▶ [Stated task] Lift out all lines below that contain "date".

>> start Extracted data

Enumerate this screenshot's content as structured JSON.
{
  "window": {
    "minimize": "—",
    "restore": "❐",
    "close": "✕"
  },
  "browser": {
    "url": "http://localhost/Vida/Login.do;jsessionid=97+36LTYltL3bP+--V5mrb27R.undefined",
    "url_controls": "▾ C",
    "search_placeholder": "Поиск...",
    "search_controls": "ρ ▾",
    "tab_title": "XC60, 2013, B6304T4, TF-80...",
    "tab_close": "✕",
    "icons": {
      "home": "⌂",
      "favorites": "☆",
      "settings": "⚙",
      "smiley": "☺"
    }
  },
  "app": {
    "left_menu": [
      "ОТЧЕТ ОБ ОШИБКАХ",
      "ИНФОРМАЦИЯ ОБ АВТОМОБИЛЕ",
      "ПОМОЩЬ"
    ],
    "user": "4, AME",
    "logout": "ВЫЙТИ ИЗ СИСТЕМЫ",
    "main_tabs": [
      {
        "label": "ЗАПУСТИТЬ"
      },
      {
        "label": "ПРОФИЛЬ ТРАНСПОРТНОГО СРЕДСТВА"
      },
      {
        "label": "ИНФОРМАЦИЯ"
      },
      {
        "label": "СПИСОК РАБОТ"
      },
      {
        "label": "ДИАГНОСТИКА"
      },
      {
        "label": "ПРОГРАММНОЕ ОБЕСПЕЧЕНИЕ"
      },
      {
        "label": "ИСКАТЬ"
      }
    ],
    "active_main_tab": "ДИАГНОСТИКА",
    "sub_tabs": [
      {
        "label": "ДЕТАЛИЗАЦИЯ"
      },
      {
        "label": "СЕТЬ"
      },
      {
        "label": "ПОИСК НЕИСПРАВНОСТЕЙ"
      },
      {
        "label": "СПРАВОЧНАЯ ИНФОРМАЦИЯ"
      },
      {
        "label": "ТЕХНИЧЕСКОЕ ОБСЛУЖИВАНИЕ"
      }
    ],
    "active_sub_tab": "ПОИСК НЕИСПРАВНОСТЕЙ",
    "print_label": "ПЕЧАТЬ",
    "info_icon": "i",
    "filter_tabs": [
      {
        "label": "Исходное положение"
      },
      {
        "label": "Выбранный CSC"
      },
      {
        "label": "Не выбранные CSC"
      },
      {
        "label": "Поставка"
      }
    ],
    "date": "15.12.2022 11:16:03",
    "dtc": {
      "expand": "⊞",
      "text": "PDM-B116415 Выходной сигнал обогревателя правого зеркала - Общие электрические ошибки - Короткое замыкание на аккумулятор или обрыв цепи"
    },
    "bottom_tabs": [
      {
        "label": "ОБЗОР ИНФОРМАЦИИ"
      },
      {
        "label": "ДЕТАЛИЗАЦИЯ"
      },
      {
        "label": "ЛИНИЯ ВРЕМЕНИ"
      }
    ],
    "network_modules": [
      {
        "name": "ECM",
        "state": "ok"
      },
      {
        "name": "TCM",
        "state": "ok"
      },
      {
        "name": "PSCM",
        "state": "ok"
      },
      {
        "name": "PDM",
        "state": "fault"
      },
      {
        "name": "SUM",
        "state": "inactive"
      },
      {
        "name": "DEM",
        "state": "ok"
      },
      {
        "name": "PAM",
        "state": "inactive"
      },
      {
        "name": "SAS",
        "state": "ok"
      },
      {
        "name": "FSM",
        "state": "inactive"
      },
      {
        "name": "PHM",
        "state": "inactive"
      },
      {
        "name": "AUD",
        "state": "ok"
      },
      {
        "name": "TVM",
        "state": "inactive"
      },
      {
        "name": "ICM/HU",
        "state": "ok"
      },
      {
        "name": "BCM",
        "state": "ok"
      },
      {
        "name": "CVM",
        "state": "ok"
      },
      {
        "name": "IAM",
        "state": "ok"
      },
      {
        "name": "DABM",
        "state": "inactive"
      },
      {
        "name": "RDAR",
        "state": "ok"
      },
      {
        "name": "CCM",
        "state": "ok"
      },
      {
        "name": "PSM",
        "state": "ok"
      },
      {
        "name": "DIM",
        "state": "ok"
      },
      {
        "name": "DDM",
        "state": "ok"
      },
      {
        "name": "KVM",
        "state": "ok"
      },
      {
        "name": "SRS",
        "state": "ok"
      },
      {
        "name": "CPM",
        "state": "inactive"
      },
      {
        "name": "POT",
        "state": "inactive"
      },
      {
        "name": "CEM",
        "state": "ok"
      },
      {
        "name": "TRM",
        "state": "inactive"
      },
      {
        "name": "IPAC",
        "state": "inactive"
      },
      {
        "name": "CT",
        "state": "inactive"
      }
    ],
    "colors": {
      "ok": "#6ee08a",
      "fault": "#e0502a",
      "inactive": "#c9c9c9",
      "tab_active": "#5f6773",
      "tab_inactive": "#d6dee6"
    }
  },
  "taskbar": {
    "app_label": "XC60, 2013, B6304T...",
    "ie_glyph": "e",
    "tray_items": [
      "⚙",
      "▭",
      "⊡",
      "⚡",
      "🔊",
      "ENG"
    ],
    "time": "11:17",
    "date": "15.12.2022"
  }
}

>> end Extracted data

▶ [Output of the exercise]
    "date": "15.12.2022 11:16:03",
    "date": "15.12.2022"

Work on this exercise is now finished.